[Figure contents as structured data]

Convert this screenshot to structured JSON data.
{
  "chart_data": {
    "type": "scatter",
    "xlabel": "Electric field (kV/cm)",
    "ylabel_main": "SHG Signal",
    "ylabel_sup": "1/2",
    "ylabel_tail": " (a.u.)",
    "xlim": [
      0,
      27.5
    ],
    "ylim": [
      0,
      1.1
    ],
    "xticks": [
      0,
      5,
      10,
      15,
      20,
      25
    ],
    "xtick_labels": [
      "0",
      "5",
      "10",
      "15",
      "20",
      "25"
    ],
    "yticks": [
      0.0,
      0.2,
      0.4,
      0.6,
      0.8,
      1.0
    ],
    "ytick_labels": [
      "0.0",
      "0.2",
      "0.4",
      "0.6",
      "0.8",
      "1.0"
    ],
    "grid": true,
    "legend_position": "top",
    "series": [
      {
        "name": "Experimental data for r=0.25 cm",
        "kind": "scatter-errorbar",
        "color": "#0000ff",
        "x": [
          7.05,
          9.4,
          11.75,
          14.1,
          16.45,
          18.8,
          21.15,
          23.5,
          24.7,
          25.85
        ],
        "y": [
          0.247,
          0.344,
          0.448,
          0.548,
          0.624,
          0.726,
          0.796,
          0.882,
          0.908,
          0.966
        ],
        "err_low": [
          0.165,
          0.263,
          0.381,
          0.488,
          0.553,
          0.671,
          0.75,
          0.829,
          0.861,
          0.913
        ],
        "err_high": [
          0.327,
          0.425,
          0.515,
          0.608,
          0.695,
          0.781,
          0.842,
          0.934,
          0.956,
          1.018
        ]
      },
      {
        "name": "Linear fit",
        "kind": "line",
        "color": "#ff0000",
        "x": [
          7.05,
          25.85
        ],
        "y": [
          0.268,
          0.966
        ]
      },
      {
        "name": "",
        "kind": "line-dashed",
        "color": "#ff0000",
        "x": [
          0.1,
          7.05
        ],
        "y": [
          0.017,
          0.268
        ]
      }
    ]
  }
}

■ Exercise objective:
Please output every record, keeping each line exact.

■ Expected output:
Convert this screenshot to structured JSON data.
{
  "chart_data": {
    "type": "scatter",
    "xlabel": "Electric field (kV/cm)",
    "ylabel_main": "SHG Signal",
    "ylabel_sup": "1/2",
    "ylabel_tail": " (a.u.)",
    "xlim": [
      0,
      27.5
    ],
    "ylim": [
      0,
      1.1
    ],
    "xticks": [
      0,
      5,
      10,
      15,
      20,
      25
    ],
    "xtick_labels": [
      "0",
      "5",
      "10",
      "15",
      "20",
      "25"
    ],
    "yticks": [
      0.0,
      0.2,
      0.4,
      0.6,
      0.8,
      1.0
    ],
    "ytick_labels": [
      "0.0",
      "0.2",
      "0.4",
      "0.6",
      "0.8",
      "1.0"
    ],
    "grid": true,
    "legend_position": "top",
    "series": [
      {
        "name": "Experimental data for r=0.25 cm",
        "kind": "scatter-errorbar",
        "color": "#0000ff",
        "x": [
          7.05,
          9.4,
          11.75,
          14.1,
          16.45,
          18.8,
          21.15,
          23.5,
          24.7,
          25.85
        ],
        "y": [
          0.247,
          0.344,
          0.448,
          0.548,
          0.624,
          0.726,
          0.796,
          0.882,
          0.908,
          0.966
        ],
        "err_low": [
          0.165,
          0.263,
          0.381,
          0.488,
          0.553,
          0.671,
          0.75,
          0.829,
          0.861,
          0.913
        ],
        "err_high": [
          0.327,
          0.425,
          0.515,
          0.608,
          0.695,
          0.781,
          0.842,
          0.934,
          0.956,
          1.018
        ]
      },
      {
        "name": "Linear fit",
        "kind": "line",
        "color": "#ff0000",
        "x": [
          7.05,
          25.85
        ],
        "y": [
          0.268,
          0.966
        ]
      },
      {
        "name": "",
        "kind": "line-dashed",
        "color": "#ff0000",
        "x": [
          0.1,
          7.05
        ],
        "y": [
          0.017,
          0.268
        ]
      }
    ]
  }
}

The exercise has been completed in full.